(Saved entries)
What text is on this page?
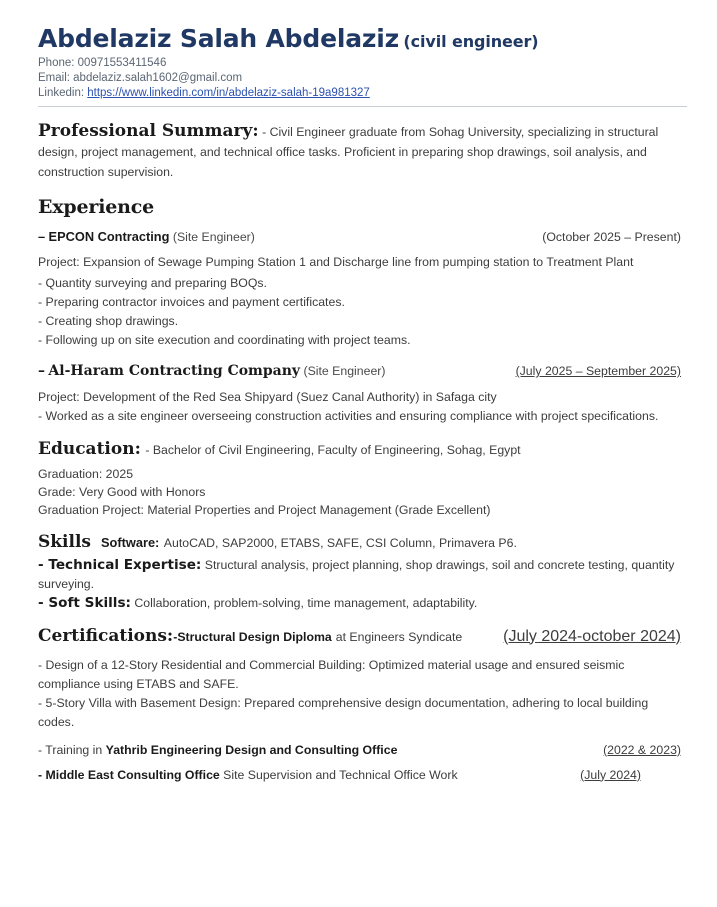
Abdelaziz Salah Abdelaziz (civil engineer)
Phone: 00971553411546
Email: abdelaziz.salah1602@gmail.com
Linkedin: https://www.linkedin.com/in/abdelaziz-salah-19a981327
Professional Summary: - Civil Engineer graduate from Sohag University, specializing in structural design, project management, and technical office tasks. Proficient in preparing shop drawings, soil analysis, and construction supervision.
Experience
– EPCON Contracting (Site Engineer)	(October 2025 – Present)
Project: Expansion of Sewage Pumping Station 1 and Discharge line from pumping station to Treatment Plant
- Quantity surveying and preparing BOQs.
- Preparing contractor invoices and payment certificates.
- Creating shop drawings.
- Following up on site execution and coordinating with project teams.
– Al-Haram Contracting Company (Site Engineer)	(July 2025 – September 2025)
Project: Development of the Red Sea Shipyard (Suez Canal Authority) in Safaga city
- Worked as a site engineer overseeing construction activities and ensuring compliance with project specifications.
Education: - Bachelor of Civil Engineering, Faculty of Engineering, Sohag, Egypt
Graduation: 2025
Grade: Very Good with Honors
Graduation Project: Material Properties and Project Management (Grade Excellent)
Skills Software: AutoCAD, SAP2000, ETABS, SAFE, CSI Column, Primavera P6.
- Technical Expertise: Structural analysis, project planning, shop drawings, soil and concrete testing, quantity surveying.
- Soft Skills: Collaboration, problem-solving, time management, adaptability.
Certifications: - Structural Design Diploma at Engineers Syndicate	(July 2024-october 2024)
- Design of a 12-Story Residential and Commercial Building: Optimized material usage and ensured seismic compliance using ETABS and SAFE.
- 5-Story Villa with Basement Design: Prepared comprehensive design documentation, adhering to local building codes.
- Training in Yathrib Engineering Design and Consulting Office	(2022 & 2023)
- Middle East Consulting Office Site Supervision and Technical Office Work	(July 2024)
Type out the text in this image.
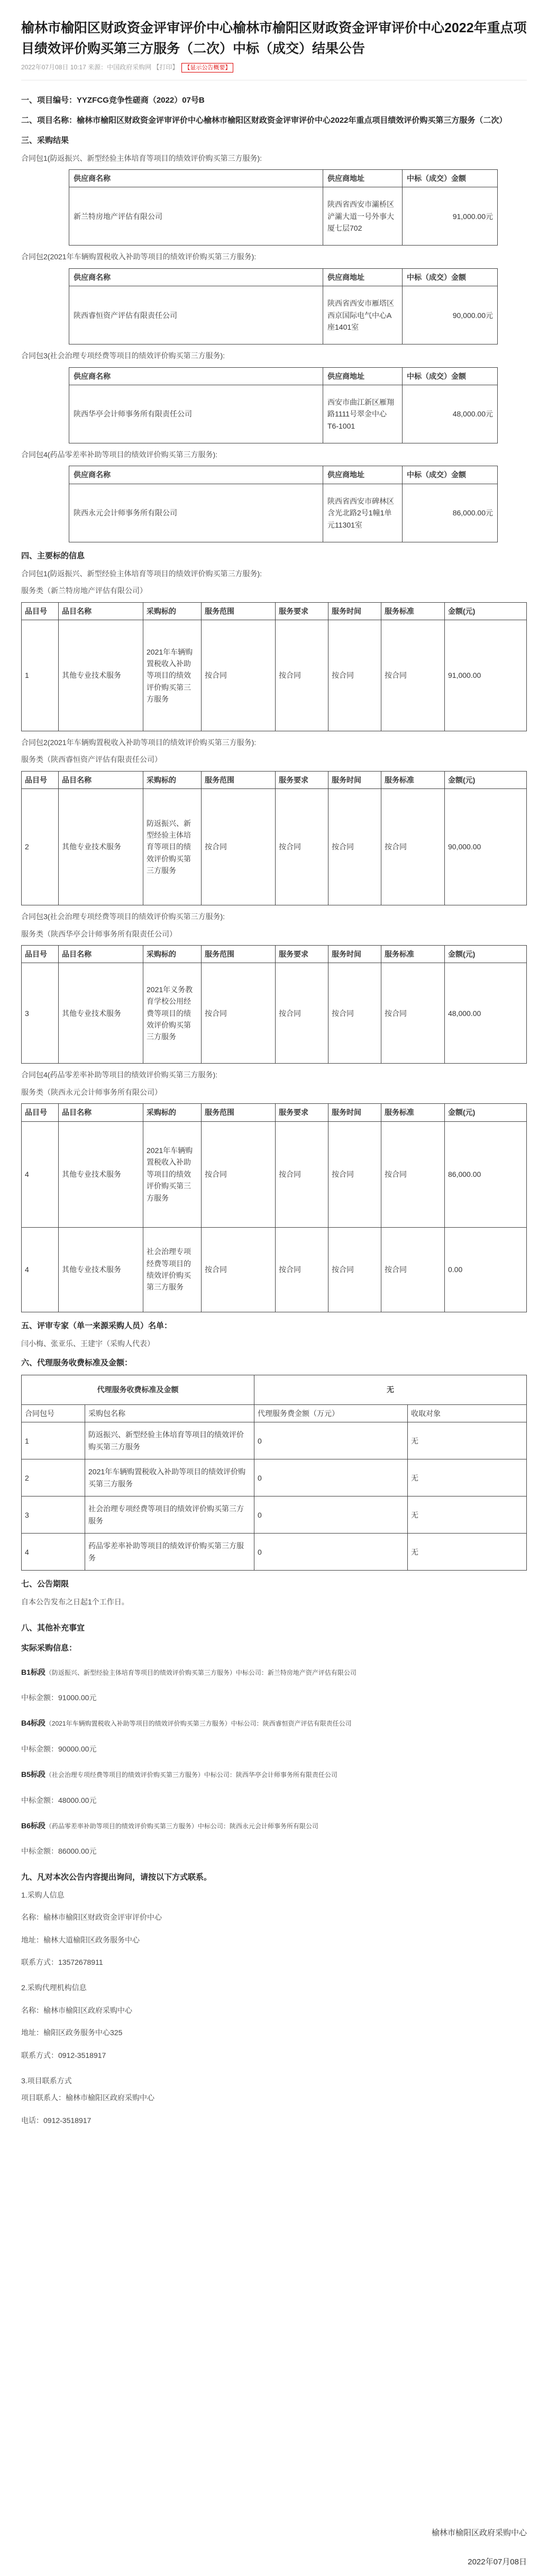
榆林市榆阳区财政资金评审评价中心榆林市榆阳区财政资金评审评价中心2022年重点项目绩效评价购买第三方服务（二次）中标（成交）结果公告
2022年07月08日 10:17 来源：中国政府采购网 【打印】 【显示公告概要】
一、项目编号：YYZFCG竞争性磋商（2022）07号B
二、项目名称：榆林市榆阳区财政资金评审评价中心榆林市榆阳区财政资金评审评价中心2022年重点项目绩效评价购买第三方服务（二次）
三、采购结果
合同包1(防返振兴、新型经验主体培育等项目的绩效评价购买第三方服务):
供应商名称	供应商地址	中标（成交）金额
新兰特房地产评估有限公司	陕西省西安市灞桥区浐灞大道一号外事大厦七层702	91,000.00元
合同包2(2021年车辆购置税收入补助等项目的绩效评价购买第三方服务):
供应商名称	供应商地址	中标（成交）金额
陕西睿恒资产评估有限责任公司	陕西省西安市雁塔区西京国际电气中心A座1401室	90,000.00元
合同包3(社会治理专项经费等项目的绩效评价购买第三方服务):
供应商名称	供应商地址	中标（成交）金额
陕西华亭会计师事务所有限责任公司	西安市曲江新区雁翔路1111号翠金中心T6-1001	48,000.00元
合同包4(药品零差率补助等项目的绩效评价购买第三方服务):
供应商名称	供应商地址	中标（成交）金额
陕西永元会计师事务所有限公司	陕西省西安市碑林区含光北路2号1幢1单元11301室	86,000.00元
四、主要标的信息
合同包1(防返振兴、新型经验主体培育等项目的绩效评价购买第三方服务):
服务类（新兰特房地产评估有限公司）
品目号	品目名称	采购标的	服务范围	服务要求	服务时间	服务标准	金额(元)
1	其他专业技术服务	2021年车辆购置税收入补助等项目的绩效评价购买第三方服务	按合同	按合同	按合同	按合同	91,000.00
合同包2(2021年车辆购置税收入补助等项目的绩效评价购买第三方服务):
服务类（陕西睿恒资产评估有限责任公司）
品目号	品目名称	采购标的	服务范围	服务要求	服务时间	服务标准	金额(元)
2	其他专业技术服务	防返振兴、新型经验主体培育等项目的绩效评价购买第三方服务	按合同	按合同	按合同	按合同	90,000.00
合同包3(社会治理专项经费等项目的绩效评价购买第三方服务):
服务类（陕西华亭会计师事务所有限责任公司）
品目号	品目名称	采购标的	服务范围	服务要求	服务时间	服务标准	金额(元)
3	其他专业技术服务	2021年义务教育学校公用经费等项目的绩效评价购买第三方服务	按合同	按合同	按合同	按合同	48,000.00
合同包4(药品零差率补助等项目的绩效评价购买第三方服务):
服务类（陕西永元会计师事务所有限公司）
品目号	品目名称	采购标的	服务范围	服务要求	服务时间	服务标准	金额(元)
4	其他专业技术服务	2021年车辆购置税收入补助等项目的绩效评价购买第三方服务	按合同	按合同	按合同	按合同	86,000.00
4	其他专业技术服务	社会治理专项经费等项目的绩效评价购买第三方服务	按合同	按合同	按合同	按合同	0.00
五、评审专家（单一来源采购人员）名单：
闫小梅、张亚乐、王建宇（采购人代表）
六、代理服务收费标准及金额：
代理服务收费标准及金额		无	
合同包号	采购包名称	代理服务费金额（万元）	收取对象
1	防返振兴、新型经验主体培育等项目的绩效评价购买第三方服务	0	无
2	2021年车辆购置税收入补助等项目的绩效评价购买第三方服务	0	无
3	社会治理专项经费等项目的绩效评价购买第三方服务	0	无
4	药品零差率补助等项目的绩效评价购买第三方服务	0	无
七、公告期限
自本公告发布之日起1个工作日。
八、其他补充事宜
实际采购信息：
B1标段（防返振兴、新型经验主体培育等项目的绩效评价购买第三方服务）中标公司：新兰特房地产资产评估有限公司
中标金额：91000.00元
B4标段（2021年车辆购置税收入补助等项目的绩效评价购买第三方服务）中标公司：陕西睿恒资产评估有限责任公司
中标金额：90000.00元
B5标段（社会治理专项经费等项目的绩效评价购买第三方服务）中标公司：陕西华亭会计师事务所有限责任公司
中标金额：48000.00元
B6标段（药品零差率补助等项目的绩效评价购买第三方服务）中标公司：陕西永元会计师事务所有限公司
中标金额：86000.00元
九、凡对本次公告内容提出询问，请按以下方式联系。
1.采购人信息
名称：榆林市榆阳区财政资金评审评价中心
地址：榆林大道榆阳区政务服务中心
联系方式：13572678911
2.采购代理机构信息
名称：榆林市榆阳区政府采购中心
地址：榆阳区政务服务中心325
联系方式：0912-3518917
3.项目联系方式
项目联系人：榆林市榆阳区政府采购中心
电话：0912-3518917
榆林市榆阳区政府采购中心
2022年07月08日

DIRECTIONS →
From the entries above, copy every line that holds the word "其他专业技术服务".

FINAL RESULT →
1	其他专业技术服务	2021年车辆购置税收入补助等项目的绩效评价购买第三方服务	按合同	按合同	按合同	按合同	91,000.00
2	其他专业技术服务	防返振兴、新型经验主体培育等项目的绩效评价购买第三方服务	按合同	按合同	按合同	按合同	90,000.00
3	其他专业技术服务	2021年义务教育学校公用经费等项目的绩效评价购买第三方服务	按合同	按合同	按合同	按合同	48,000.00
4	其他专业技术服务	2021年车辆购置税收入补助等项目的绩效评价购买第三方服务	按合同	按合同	按合同	按合同	86,000.00
4	其他专业技术服务	社会治理专项经费等项目的绩效评价购买第三方服务	按合同	按合同	按合同	按合同	0.00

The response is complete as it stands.